[GIVEN DATA]:

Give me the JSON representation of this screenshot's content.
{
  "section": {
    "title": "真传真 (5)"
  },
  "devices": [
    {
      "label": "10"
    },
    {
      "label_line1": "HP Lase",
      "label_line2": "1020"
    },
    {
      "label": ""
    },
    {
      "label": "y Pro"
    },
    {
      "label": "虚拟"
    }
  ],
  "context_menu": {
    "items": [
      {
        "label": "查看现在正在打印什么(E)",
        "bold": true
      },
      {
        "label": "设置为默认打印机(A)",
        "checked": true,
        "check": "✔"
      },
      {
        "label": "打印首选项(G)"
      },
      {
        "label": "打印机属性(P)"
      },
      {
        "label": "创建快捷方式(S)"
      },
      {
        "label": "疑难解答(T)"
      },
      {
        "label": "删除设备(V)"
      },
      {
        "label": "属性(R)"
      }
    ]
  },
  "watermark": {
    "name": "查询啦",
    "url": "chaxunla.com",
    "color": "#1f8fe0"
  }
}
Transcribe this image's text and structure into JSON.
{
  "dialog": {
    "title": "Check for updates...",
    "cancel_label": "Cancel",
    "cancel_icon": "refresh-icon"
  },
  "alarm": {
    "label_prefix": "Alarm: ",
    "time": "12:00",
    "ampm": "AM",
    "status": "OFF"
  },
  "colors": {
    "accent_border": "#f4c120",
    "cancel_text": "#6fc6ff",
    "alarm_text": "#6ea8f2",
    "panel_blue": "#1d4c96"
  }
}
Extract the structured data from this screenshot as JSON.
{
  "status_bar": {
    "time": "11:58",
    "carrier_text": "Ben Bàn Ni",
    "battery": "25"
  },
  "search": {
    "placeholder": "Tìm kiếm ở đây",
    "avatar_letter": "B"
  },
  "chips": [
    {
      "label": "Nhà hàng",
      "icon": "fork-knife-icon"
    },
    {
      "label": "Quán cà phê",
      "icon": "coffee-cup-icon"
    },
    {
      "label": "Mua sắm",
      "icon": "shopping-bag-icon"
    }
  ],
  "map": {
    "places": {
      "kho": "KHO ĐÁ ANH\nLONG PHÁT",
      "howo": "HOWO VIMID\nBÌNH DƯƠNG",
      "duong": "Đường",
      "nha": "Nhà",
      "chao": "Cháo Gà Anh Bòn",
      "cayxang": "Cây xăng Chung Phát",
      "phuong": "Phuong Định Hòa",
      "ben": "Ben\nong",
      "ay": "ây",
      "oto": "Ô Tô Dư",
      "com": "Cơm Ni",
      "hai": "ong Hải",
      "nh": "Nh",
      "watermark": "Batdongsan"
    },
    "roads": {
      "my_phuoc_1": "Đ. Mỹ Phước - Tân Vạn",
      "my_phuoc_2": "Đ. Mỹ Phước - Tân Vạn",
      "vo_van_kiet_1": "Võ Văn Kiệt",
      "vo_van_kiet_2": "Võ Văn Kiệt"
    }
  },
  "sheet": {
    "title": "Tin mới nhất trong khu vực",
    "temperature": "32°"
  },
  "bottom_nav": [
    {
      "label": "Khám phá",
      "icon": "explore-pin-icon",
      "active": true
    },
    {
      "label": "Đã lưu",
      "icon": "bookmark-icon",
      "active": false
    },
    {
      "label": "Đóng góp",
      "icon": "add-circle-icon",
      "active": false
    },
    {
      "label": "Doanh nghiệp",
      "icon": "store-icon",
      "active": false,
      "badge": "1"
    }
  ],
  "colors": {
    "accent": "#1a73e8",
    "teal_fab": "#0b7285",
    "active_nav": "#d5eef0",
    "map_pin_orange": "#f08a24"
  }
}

[SET PROBLEM]:
Retype all of the material above with every character intact.

[SOLUTION TO THIS TASK]:
Give me the JSON representation of this screenshot's content.
{
  "section": {
    "title": "真传真 (5)"
  },
  "devices": [
    {
      "label": "10"
    },
    {
      "label_line1": "HP Lase",
      "label_line2": "1020"
    },
    {
      "label": ""
    },
    {
      "label": "y Pro"
    },
    {
      "label": "虚拟"
    }
  ],
  "context_menu": {
    "items": [
      {
        "label": "查看现在正在打印什么(E)",
        "bold": true
      },
      {
        "label": "设置为默认打印机(A)",
        "checked": true,
        "check": "✔"
      },
      {
        "label": "打印首选项(G)"
      },
      {
        "label": "打印机属性(P)"
      },
      {
        "label": "创建快捷方式(S)"
      },
      {
        "label": "疑难解答(T)"
      },
      {
        "label": "删除设备(V)"
      },
      {
        "label": "属性(R)"
      }
    ]
  },
  "watermark": {
    "name": "查询啦",
    "url": "chaxunla.com",
    "color": "#1f8fe0"
  }
}
Transcribe this image's text and structure into JSON.
{
  "dialog": {
    "title": "Check for updates...",
    "cancel_label": "Cancel",
    "cancel_icon": "refresh-icon"
  },
  "alarm": {
    "label_prefix": "Alarm: ",
    "time": "12:00",
    "ampm": "AM",
    "status": "OFF"
  },
  "colors": {
    "accent_border": "#f4c120",
    "cancel_text": "#6fc6ff",
    "alarm_text": "#6ea8f2",
    "panel_blue": "#1d4c96"
  }
}
Extract the structured data from this screenshot as JSON.
{
  "status_bar": {
    "time": "11:58",
    "carrier_text": "Ben Bàn Ni",
    "battery": "25"
  },
  "search": {
    "placeholder": "Tìm kiếm ở đây",
    "avatar_letter": "B"
  },
  "chips": [
    {
      "label": "Nhà hàng",
      "icon": "fork-knife-icon"
    },
    {
      "label": "Quán cà phê",
      "icon": "coffee-cup-icon"
    },
    {
      "label": "Mua sắm",
      "icon": "shopping-bag-icon"
    }
  ],
  "map": {
    "places": {
      "kho": "KHO ĐÁ ANH\nLONG PHÁT",
      "howo": "HOWO VIMID\nBÌNH DƯƠNG",
      "duong": "Đường",
      "nha": "Nhà",
      "chao": "Cháo Gà Anh Bòn",
      "cayxang": "Cây xăng Chung Phát",
      "phuong": "Phuong Định Hòa",
      "ben": "Ben\nong",
      "ay": "ây",
      "oto": "Ô Tô Dư",
      "com": "Cơm Ni",
      "hai": "ong Hải",
      "nh": "Nh",
      "watermark": "Batdongsan"
    },
    "roads": {
      "my_phuoc_1": "Đ. Mỹ Phước - Tân Vạn",
      "my_phuoc_2": "Đ. Mỹ Phước - Tân Vạn",
      "vo_van_kiet_1": "Võ Văn Kiệt",
      "vo_van_kiet_2": "Võ Văn Kiệt"
    }
  },
  "sheet": {
    "title": "Tin mới nhất trong khu vực",
    "temperature": "32°"
  },
  "bottom_nav": [
    {
      "label": "Khám phá",
      "icon": "explore-pin-icon",
      "active": true
    },
    {
      "label": "Đã lưu",
      "icon": "bookmark-icon",
      "active": false
    },
    {
      "label": "Đóng góp",
      "icon": "add-circle-icon",
      "active": false
    },
    {
      "label": "Doanh nghiệp",
      "icon": "store-icon",
      "active": false,
      "badge": "1"
    }
  ],
  "colors": {
    "accent": "#1a73e8",
    "teal_fab": "#0b7285",
    "active_nav": "#d5eef0",
    "map_pin_orange": "#f08a24"
  }
}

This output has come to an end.